## Written task
Write out every entry exactly as it appears.
** Start Data entries **
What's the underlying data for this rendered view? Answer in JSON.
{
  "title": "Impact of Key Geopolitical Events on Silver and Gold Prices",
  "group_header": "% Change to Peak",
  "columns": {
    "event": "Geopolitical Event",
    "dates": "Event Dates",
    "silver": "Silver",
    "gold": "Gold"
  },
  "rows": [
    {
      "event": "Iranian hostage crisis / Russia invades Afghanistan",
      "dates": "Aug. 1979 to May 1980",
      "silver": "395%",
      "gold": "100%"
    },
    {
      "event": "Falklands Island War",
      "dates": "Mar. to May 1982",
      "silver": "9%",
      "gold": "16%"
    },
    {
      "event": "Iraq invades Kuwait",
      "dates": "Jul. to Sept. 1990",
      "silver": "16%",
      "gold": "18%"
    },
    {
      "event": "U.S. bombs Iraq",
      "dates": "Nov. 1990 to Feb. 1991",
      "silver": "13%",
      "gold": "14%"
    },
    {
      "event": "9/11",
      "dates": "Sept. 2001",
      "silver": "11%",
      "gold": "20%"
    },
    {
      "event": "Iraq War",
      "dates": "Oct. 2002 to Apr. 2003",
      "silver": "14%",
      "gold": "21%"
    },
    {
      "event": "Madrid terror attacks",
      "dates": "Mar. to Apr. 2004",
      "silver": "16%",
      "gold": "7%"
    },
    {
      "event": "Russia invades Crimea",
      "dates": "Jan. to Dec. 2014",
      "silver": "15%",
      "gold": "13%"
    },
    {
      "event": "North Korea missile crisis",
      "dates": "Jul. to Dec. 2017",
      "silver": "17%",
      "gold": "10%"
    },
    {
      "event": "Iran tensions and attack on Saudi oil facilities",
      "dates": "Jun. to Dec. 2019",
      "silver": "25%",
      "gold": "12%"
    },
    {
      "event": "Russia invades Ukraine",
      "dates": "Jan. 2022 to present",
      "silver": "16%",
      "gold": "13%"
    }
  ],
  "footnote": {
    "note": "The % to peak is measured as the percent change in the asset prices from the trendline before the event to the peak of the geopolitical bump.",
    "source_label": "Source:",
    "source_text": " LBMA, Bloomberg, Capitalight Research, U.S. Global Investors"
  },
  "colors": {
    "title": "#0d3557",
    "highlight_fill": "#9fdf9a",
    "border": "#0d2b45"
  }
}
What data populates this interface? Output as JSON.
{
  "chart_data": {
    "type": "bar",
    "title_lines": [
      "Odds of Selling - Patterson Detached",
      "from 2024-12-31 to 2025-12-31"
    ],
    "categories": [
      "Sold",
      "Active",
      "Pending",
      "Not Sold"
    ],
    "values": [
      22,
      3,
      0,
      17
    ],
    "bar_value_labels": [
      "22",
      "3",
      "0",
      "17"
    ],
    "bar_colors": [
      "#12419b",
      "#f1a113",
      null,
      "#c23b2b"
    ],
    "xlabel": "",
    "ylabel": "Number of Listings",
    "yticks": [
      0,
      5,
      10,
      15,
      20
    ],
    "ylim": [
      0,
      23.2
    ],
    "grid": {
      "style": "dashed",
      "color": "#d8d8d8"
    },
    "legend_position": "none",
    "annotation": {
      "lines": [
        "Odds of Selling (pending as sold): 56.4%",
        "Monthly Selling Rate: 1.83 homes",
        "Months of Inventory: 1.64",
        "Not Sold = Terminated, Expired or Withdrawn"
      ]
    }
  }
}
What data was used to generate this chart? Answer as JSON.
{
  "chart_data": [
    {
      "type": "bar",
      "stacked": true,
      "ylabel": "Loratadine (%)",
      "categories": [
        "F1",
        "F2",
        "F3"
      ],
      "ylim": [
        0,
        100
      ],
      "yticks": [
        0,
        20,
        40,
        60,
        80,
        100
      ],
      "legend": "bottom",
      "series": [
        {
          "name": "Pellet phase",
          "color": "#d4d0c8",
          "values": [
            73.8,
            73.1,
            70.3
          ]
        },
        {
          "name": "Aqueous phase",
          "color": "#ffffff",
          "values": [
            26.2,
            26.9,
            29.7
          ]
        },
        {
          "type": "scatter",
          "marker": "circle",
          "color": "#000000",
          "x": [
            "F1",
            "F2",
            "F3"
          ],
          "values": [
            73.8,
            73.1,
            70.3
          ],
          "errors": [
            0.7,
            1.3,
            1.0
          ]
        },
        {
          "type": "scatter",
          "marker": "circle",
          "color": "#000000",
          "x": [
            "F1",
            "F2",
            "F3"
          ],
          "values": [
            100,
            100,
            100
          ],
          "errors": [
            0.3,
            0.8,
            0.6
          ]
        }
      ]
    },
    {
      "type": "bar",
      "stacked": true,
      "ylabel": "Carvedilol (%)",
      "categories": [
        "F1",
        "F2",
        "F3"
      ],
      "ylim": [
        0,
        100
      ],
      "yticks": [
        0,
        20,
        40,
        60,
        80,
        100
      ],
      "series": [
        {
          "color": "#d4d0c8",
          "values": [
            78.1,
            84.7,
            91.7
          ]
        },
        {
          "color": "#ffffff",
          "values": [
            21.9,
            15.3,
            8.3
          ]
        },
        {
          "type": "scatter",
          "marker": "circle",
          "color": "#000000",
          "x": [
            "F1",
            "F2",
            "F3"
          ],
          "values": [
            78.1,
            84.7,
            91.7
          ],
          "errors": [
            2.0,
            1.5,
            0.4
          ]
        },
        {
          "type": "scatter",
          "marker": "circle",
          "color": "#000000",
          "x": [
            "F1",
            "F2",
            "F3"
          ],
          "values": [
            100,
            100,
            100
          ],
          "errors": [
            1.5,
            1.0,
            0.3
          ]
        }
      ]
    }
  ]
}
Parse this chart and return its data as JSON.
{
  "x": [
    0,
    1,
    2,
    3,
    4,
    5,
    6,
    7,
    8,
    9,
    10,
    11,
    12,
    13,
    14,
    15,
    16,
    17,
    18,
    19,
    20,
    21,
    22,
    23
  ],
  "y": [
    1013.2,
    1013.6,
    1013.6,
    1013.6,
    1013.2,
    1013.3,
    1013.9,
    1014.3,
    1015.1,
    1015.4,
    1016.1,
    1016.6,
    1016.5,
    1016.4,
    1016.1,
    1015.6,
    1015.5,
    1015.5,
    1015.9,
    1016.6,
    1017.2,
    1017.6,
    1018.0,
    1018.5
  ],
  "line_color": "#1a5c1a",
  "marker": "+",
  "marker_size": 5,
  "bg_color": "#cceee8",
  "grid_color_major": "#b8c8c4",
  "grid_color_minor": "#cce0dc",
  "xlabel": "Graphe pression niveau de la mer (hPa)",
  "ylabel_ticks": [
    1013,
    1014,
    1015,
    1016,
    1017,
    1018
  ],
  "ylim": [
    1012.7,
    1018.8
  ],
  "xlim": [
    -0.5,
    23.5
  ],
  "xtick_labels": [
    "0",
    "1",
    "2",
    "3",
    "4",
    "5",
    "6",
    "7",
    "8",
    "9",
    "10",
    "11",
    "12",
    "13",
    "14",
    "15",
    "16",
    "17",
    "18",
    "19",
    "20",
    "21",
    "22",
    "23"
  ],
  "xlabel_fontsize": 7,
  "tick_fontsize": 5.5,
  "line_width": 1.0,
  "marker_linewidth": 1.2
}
** End Data entries **
## Expected answer
What's the underlying data for this rendered view? Answer in JSON.
{
  "title": "Impact of Key Geopolitical Events on Silver and Gold Prices",
  "group_header": "% Change to Peak",
  "columns": {
    "event": "Geopolitical Event",
    "dates": "Event Dates",
    "silver": "Silver",
    "gold": "Gold"
  },
  "rows": [
    {
      "event": "Iranian hostage crisis / Russia invades Afghanistan",
      "dates": "Aug. 1979 to May 1980",
      "silver": "395%",
      "gold": "100%"
    },
    {
      "event": "Falklands Island War",
      "dates": "Mar. to May 1982",
      "silver": "9%",
      "gold": "16%"
    },
    {
      "event": "Iraq invades Kuwait",
      "dates": "Jul. to Sept. 1990",
      "silver": "16%",
      "gold": "18%"
    },
    {
      "event": "U.S. bombs Iraq",
      "dates": "Nov. 1990 to Feb. 1991",
      "silver": "13%",
      "gold": "14%"
    },
    {
      "event": "9/11",
      "dates": "Sept. 2001",
      "silver": "11%",
      "gold": "20%"
    },
    {
      "event": "Iraq War",
      "dates": "Oct. 2002 to Apr. 2003",
      "silver": "14%",
      "gold": "21%"
    },
    {
      "event": "Madrid terror attacks",
      "dates": "Mar. to Apr. 2004",
      "silver": "16%",
      "gold": "7%"
    },
    {
      "event": "Russia invades Crimea",
      "dates": "Jan. to Dec. 2014",
      "silver": "15%",
      "gold": "13%"
    },
    {
      "event": "North Korea missile crisis",
      "dates": "Jul. to Dec. 2017",
      "silver": "17%",
      "gold": "10%"
    },
    {
      "event": "Iran tensions and attack on Saudi oil facilities",
      "dates": "Jun. to Dec. 2019",
      "silver": "25%",
      "gold": "12%"
    },
    {
      "event": "Russia invades Ukraine",
      "dates": "Jan. 2022 to present",
      "silver": "16%",
      "gold": "13%"
    }
  ],
  "footnote": {
    "note": "The % to peak is measured as the percent change in the asset prices from the trendline before the event to the peak of the geopolitical bump.",
    "source_label": "Source:",
    "source_text": " LBMA, Bloomberg, Capitalight Research, U.S. Global Investors"
  },
  "colors": {
    "title": "#0d3557",
    "highlight_fill": "#9fdf9a",
    "border": "#0d2b45"
  }
}
What data populates this interface? Output as JSON.
{
  "chart_data": {
    "type": "bar",
    "title_lines": [
      "Odds of Selling - Patterson Detached",
      "from 2024-12-31 to 2025-12-31"
    ],
    "categories": [
      "Sold",
      "Active",
      "Pending",
      "Not Sold"
    ],
    "values": [
      22,
      3,
      0,
      17
    ],
    "bar_value_labels": [
      "22",
      "3",
      "0",
      "17"
    ],
    "bar_colors": [
      "#12419b",
      "#f1a113",
      null,
      "#c23b2b"
    ],
    "xlabel": "",
    "ylabel": "Number of Listings",
    "yticks": [
      0,
      5,
      10,
      15,
      20
    ],
    "ylim": [
      0,
      23.2
    ],
    "grid": {
      "style": "dashed",
      "color": "#d8d8d8"
    },
    "legend_position": "none",
    "annotation": {
      "lines": [
        "Odds of Selling (pending as sold): 56.4%",
        "Monthly Selling Rate: 1.83 homes",
        "Months of Inventory: 1.64",
        "Not Sold = Terminated, Expired or Withdrawn"
      ]
    }
  }
}
What data was used to generate this chart? Answer as JSON.
{
  "chart_data": [
    {
      "type": "bar",
      "stacked": true,
      "ylabel": "Loratadine (%)",
      "categories": [
        "F1",
        "F2",
        "F3"
      ],
      "ylim": [
        0,
        100
      ],
      "yticks": [
        0,
        20,
        40,
        60,
        80,
        100
      ],
      "legend": "bottom",
      "series": [
        {
          "name": "Pellet phase",
          "color": "#d4d0c8",
          "values": [
            73.8,
            73.1,
            70.3
          ]
        },
        {
          "name": "Aqueous phase",
          "color": "#ffffff",
          "values": [
            26.2,
            26.9,
            29.7
          ]
        },
        {
          "type": "scatter",
          "marker": "circle",
          "color": "#000000",
          "x": [
            "F1",
            "F2",
            "F3"
          ],
          "values": [
            73.8,
            73.1,
            70.3
          ],
          "errors": [
            0.7,
            1.3,
            1.0
          ]
        },
        {
          "type": "scatter",
          "marker": "circle",
          "color": "#000000",
          "x": [
            "F1",
            "F2",
            "F3"
          ],
          "values": [
            100,
            100,
            100
          ],
          "errors": [
            0.3,
            0.8,
            0.6
          ]
        }
      ]
    },
    {
      "type": "bar",
      "stacked": true,
      "ylabel": "Carvedilol (%)",
      "categories": [
        "F1",
        "F2",
        "F3"
      ],
      "ylim": [
        0,
        100
      ],
      "yticks": [
        0,
        20,
        40,
        60,
        80,
        100
      ],
      "series": [
        {
          "color": "#d4d0c8",
          "values": [
            78.1,
            84.7,
            91.7
          ]
        },
        {
          "color": "#ffffff",
          "values": [
            21.9,
            15.3,
            8.3
          ]
        },
        {
          "type": "scatter",
          "marker": "circle",
          "color": "#000000",
          "x": [
            "F1",
            "F2",
            "F3"
          ],
          "values": [
            78.1,
            84.7,
            91.7
          ],
          "errors": [
            2.0,
            1.5,
            0.4
          ]
        },
        {
          "type": "scatter",
          "marker": "circle",
          "color": "#000000",
          "x": [
            "F1",
            "F2",
            "F3"
          ],
          "values": [
            100,
            100,
            100
          ],
          "errors": [
            1.5,
            1.0,
            0.3
          ]
        }
      ]
    }
  ]
}
Parse this chart and return its data as JSON.
{
  "x": [
    0,
    1,
    2,
    3,
    4,
    5,
    6,
    7,
    8,
    9,
    10,
    11,
    12,
    13,
    14,
    15,
    16,
    17,
    18,
    19,
    20,
    21,
    22,
    23
  ],
  "y": [
    1013.2,
    1013.6,
    1013.6,
    1013.6,
    1013.2,
    1013.3,
    1013.9,
    1014.3,
    1015.1,
    1015.4,
    1016.1,
    1016.6,
    1016.5,
    1016.4,
    1016.1,
    1015.6,
    1015.5,
    1015.5,
    1015.9,
    1016.6,
    1017.2,
    1017.6,
    1018.0,
    1018.5
  ],
  "line_color": "#1a5c1a",
  "marker": "+",
  "marker_size": 5,
  "bg_color": "#cceee8",
  "grid_color_major": "#b8c8c4",
  "grid_color_minor": "#cce0dc",
  "xlabel": "Graphe pression niveau de la mer (hPa)",
  "ylabel_ticks": [
    1013,
    1014,
    1015,
    1016,
    1017,
    1018
  ],
  "ylim": [
    1012.7,
    1018.8
  ],
  "xlim": [
    -0.5,
    23.5
  ],
  "xtick_labels": [
    "0",
    "1",
    "2",
    "3",
    "4",
    "5",
    "6",
    "7",
    "8",
    "9",
    "10",
    "11",
    "12",
    "13",
    "14",
    "15",
    "16",
    "17",
    "18",
    "19",
    "20",
    "21",
    "22",
    "23"
  ],
  "xlabel_fontsize": 7,
  "tick_fontsize": 5.5,
  "line_width": 1.0,
  "marker_linewidth": 1.2
}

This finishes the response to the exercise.